▶ INPUT FOR THIS TASK:
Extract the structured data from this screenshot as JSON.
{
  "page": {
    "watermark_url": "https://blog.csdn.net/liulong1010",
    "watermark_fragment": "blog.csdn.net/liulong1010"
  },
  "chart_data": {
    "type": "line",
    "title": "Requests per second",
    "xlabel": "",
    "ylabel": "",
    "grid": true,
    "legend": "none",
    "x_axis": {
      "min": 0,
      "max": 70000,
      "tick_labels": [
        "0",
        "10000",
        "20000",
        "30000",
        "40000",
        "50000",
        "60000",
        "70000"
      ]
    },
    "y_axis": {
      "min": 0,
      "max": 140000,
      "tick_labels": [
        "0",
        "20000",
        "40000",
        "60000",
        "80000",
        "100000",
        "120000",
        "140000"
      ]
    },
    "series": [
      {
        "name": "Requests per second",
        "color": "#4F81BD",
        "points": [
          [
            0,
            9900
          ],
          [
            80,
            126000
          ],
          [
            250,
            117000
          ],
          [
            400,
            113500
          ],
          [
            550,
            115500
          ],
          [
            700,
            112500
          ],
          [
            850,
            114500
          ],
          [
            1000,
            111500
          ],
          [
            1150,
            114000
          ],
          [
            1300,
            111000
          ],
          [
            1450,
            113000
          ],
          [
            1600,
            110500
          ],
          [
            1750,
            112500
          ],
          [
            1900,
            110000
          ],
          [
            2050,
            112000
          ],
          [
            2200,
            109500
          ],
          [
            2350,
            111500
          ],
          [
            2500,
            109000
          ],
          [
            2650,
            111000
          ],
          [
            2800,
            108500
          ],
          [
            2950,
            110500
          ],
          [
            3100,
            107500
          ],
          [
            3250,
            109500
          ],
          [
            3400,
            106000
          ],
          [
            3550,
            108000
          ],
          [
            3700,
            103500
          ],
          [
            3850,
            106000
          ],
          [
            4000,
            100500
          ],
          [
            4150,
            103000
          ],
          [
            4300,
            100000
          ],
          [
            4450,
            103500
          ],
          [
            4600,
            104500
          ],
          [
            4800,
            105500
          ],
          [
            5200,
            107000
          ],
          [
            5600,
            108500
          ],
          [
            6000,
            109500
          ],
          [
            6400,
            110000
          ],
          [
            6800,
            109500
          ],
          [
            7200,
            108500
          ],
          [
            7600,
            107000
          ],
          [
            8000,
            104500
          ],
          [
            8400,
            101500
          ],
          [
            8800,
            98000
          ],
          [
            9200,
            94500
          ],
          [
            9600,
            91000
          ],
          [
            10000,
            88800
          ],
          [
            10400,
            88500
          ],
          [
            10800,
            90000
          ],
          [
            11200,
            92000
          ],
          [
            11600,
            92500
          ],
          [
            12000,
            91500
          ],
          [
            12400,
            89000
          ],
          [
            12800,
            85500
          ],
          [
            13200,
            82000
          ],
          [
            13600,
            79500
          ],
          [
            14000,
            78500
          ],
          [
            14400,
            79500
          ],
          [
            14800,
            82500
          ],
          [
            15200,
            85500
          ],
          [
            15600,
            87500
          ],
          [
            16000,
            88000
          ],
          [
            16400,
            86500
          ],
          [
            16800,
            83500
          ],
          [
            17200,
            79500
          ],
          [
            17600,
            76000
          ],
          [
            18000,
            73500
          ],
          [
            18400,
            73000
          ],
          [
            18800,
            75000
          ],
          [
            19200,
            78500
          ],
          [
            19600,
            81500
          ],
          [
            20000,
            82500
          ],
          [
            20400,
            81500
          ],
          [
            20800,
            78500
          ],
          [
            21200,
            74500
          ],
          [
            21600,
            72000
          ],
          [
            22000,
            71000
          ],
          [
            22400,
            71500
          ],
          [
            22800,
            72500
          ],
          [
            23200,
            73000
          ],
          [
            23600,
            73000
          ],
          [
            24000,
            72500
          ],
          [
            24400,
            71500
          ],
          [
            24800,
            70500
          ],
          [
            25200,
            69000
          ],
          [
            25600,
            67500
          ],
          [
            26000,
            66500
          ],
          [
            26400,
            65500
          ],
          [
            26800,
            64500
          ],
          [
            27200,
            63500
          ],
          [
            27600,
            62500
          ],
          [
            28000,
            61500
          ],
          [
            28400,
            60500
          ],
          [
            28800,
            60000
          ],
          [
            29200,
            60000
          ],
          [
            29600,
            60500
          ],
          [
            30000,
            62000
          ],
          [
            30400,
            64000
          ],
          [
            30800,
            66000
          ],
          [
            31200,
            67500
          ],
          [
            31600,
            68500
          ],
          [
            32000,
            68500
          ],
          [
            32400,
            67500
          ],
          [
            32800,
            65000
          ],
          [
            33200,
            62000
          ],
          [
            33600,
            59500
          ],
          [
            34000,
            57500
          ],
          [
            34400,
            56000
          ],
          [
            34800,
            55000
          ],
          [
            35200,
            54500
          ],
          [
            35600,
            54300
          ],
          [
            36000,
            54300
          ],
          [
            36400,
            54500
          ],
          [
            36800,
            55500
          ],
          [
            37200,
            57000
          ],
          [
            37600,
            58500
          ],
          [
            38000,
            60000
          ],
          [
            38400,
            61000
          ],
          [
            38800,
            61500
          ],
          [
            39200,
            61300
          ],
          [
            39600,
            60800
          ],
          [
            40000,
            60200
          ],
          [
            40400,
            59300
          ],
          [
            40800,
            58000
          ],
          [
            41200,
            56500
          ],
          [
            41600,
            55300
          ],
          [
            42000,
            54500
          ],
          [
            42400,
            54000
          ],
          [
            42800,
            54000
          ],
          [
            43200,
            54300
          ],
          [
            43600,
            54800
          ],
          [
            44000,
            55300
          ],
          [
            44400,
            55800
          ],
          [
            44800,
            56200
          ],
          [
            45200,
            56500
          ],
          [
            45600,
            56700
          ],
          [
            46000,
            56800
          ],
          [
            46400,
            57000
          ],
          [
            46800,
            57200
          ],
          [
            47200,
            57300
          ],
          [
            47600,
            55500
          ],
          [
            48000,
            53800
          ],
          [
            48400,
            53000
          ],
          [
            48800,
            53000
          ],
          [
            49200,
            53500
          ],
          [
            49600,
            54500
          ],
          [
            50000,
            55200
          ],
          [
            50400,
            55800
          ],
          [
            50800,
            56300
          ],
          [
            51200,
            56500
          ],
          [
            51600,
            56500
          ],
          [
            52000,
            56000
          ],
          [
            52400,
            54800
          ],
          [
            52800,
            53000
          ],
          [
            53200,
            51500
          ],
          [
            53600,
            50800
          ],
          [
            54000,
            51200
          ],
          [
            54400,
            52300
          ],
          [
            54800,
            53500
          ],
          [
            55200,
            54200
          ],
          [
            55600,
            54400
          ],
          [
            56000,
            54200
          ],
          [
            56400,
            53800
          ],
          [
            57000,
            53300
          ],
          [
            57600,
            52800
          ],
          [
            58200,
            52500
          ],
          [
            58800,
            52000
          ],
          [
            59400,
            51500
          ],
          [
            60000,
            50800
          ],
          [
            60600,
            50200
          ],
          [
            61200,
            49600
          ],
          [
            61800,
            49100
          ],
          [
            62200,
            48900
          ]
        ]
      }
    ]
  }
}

▶ REQUEST:
Copy out each line of the records that holds the string "Requests".

▶ OUTPUT:
    "title": "Requests per second",
        "name": "Requests per second",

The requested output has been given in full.